BRANO DI TESTO:
---

Ed è così. Il depresso a letto sfrutta e allocca il suo stesso soccorritore.
Marco Aurelio poi parla delle persone che non mettono giù il piede dal letto come di persone che non contribuiscono al bene comune, della res publica, e che quindi non sarebbero nemmeno degne di tanta cura.
Io so che una infinità di persone non mette giù il piede dal letto proprio perché non ce la fa. E arrivano le undici, e anche mezzogiorno, con un aggravio terribile di ansia e di angoscia. Eppure non ce la fanno. Ne’ il mio consiglio di leggere Marco Aurelio le solleva. Non tutto, purtroppo lo sappiamo, è guaribile con concetti filosofici: “Pensa al posto che tu occupi nel mondo e come tu devi “fare uso del tuo presente”. “Alzati dunque”. Levati Lazzaro”. Sursum Corda”. Figuriamoci: se fosse così semplice…
Lascio qui sospeso il mio discorso e anche il giudizio. Il lettore, se vorrà, se ne farà uno di proprio.
Il secondo tema, più complesso e…filosofico.
“Rammenta, comunque, che sei per natura capace di sopportare tutto ciò che è in potere del tuo giudizio rendere sopportabile e tollerabile, convincendoti che sisa tuo interesse e tuo dovere farlo”.
Ed eccola la frase che io incriminerei. Libro V:
“Niente accade mai a nessuno che questi non sia per natura capace di sopportare”.
E’ una frase difficile, intrigante, che apre scenari contrastanti.
Che a fare accadere le “cose” (contra o pro) gli uomini, che sia il destino o un dio poco conta…Come farebbe questo Ente a calcolare la mia capacità di sopportazione della sofferenza (fisica e/o morale)?
Ovviamente questo Ente non ha fatto il Rorschach, il test del QI, il T.A.T delle nostre capacità di sopportazione del dolore per dire: “A te ne do tanto che tu lo possa sopportare. Se te ne dessi di più non lo sopporteresti”.

---

DATI ESTRATTI:
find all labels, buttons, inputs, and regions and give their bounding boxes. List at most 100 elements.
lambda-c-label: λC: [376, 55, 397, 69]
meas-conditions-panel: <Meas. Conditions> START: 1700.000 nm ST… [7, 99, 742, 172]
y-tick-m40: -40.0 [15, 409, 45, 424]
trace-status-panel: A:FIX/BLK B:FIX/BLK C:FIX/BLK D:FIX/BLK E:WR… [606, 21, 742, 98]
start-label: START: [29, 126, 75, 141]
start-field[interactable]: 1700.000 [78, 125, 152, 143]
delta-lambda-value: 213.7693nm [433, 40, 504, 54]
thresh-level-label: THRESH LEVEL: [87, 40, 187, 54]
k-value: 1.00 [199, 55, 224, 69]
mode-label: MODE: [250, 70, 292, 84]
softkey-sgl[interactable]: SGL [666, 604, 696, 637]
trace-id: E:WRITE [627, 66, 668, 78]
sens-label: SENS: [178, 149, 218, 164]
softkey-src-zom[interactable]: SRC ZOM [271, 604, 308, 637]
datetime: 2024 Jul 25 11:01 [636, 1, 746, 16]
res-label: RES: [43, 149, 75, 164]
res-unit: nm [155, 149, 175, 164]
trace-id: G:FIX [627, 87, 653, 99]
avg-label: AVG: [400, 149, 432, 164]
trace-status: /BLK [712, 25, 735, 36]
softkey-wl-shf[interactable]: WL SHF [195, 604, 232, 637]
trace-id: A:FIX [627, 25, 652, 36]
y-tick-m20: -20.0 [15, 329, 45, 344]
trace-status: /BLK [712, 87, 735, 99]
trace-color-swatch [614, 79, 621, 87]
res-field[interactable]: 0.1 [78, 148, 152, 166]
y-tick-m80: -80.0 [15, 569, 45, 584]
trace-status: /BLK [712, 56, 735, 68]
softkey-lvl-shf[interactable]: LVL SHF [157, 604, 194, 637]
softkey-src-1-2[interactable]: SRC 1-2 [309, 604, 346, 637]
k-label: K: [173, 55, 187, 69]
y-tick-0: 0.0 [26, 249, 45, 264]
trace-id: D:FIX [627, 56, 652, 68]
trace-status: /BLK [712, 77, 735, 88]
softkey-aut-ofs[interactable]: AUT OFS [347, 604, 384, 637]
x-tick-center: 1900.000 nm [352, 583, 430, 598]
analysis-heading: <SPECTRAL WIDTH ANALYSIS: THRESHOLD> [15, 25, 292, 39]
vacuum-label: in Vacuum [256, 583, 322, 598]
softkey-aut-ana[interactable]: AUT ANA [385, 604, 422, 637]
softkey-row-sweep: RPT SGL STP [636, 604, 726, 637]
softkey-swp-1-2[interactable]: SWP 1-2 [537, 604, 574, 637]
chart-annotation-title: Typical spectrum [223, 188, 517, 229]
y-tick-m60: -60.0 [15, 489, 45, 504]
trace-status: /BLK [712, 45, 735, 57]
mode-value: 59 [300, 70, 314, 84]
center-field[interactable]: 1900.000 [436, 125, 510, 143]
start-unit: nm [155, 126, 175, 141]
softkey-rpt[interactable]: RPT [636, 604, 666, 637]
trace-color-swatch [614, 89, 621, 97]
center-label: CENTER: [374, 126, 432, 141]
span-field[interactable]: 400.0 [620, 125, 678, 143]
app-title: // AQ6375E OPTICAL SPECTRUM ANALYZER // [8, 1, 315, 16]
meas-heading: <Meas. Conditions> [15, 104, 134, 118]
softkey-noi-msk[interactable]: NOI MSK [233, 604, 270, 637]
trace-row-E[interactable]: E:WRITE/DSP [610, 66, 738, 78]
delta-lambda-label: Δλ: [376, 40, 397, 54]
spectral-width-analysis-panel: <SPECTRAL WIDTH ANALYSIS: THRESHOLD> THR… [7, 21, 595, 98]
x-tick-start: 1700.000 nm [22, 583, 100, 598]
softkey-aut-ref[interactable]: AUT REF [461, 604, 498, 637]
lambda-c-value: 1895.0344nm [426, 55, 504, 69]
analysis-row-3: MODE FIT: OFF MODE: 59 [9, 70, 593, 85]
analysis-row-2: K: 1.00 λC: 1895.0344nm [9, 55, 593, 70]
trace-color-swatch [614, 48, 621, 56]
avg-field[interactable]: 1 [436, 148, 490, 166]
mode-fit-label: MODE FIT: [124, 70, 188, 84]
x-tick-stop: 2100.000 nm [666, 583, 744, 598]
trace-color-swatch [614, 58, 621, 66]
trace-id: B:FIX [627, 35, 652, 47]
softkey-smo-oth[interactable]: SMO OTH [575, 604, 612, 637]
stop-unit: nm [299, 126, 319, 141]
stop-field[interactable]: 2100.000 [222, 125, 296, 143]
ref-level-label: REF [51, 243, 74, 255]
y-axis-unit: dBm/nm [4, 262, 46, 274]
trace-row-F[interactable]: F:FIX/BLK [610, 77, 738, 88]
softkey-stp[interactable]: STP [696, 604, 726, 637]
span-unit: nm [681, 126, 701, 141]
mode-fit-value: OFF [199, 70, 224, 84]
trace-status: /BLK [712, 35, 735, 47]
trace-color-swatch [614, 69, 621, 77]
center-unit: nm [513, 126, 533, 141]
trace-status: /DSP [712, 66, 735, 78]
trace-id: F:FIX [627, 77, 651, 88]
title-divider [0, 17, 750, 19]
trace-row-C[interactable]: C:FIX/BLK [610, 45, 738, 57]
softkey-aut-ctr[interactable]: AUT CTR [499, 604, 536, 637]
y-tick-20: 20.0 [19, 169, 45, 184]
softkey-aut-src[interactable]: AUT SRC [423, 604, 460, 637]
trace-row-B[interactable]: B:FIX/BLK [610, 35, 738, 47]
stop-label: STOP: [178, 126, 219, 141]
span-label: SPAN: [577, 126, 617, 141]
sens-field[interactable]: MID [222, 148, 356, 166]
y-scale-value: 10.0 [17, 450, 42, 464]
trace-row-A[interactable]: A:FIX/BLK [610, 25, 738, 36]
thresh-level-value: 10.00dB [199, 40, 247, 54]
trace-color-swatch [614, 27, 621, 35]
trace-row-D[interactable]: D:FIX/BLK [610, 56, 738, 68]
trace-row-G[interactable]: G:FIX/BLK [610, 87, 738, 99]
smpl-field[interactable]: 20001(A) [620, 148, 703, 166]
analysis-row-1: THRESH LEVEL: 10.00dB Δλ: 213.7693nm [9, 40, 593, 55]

---

COMPITO 1: Secondo il brano su Marco Aurelio, da quale libro è tratta la frase che l'autore incriminerebbe?
COMPITO 2: Elenca tutti i test citati nel brano su Marco Aurelio a proposito delle capacità di sopportazione del dolore.
COMPITO 3: Prosegui il brano su Marco Aurelio a partire dall'ultima frase riportata.
Le voci costituiscono materiale a sé, distinto dal brano.

RISPOSTA 1: Dal Libro V.

RISPOSTA 2: Il Rorschach, il test del QI, il T.A.T.

RISPOSTA 3:
E a me questa domanda mi ha sempre fatto tanto riflettere. Che cosa ne è e ne sarà dell’uomo che non sa sopportare, che quell’Ente gli ha fatto male i conti e allora questo povero Cristo si trova a fare fronte a una forza che inevitabilmente lo travolge.
Ma lo sappiamo: per fortuna e per disgrazia, esistono gli Enti Inutili.
Allora il suicidio? Allora la paranoia, allora la perversione, allora tutte le altre modalità di fuga (o di soluzione) che l’uomo ha di fronte a quello che non riesce a sopportare? Allora la soluzione di Vitangelo Moscarda? O quella del fu Mattia Pascal? O quella di Enrico IV? O quella del padre-figlio di tutte queste questioni: il principe di Danimarca Amleto?
Che cosa accade dentro di noi quando qualcosa di molto ma molto più grande di noi ci assale, ci prende e non ci dà scampo? Possiamo salvarci con la tenue e new-age riflessione di Marco Aurelio che vorrebbe rassicurarci che …tanto, per quanto acuminata sia la punta della freccia, chi te la ha scagliata, te la ha scagliata sapendo che tu avresti potuto sopportarne il dolore?
Stoicismo e Marco Aurelio a parte, il tema della sopportabilità del dolore è un tema vitale per ogni uomo per poter, appunto, sopravvivere, poi vivere.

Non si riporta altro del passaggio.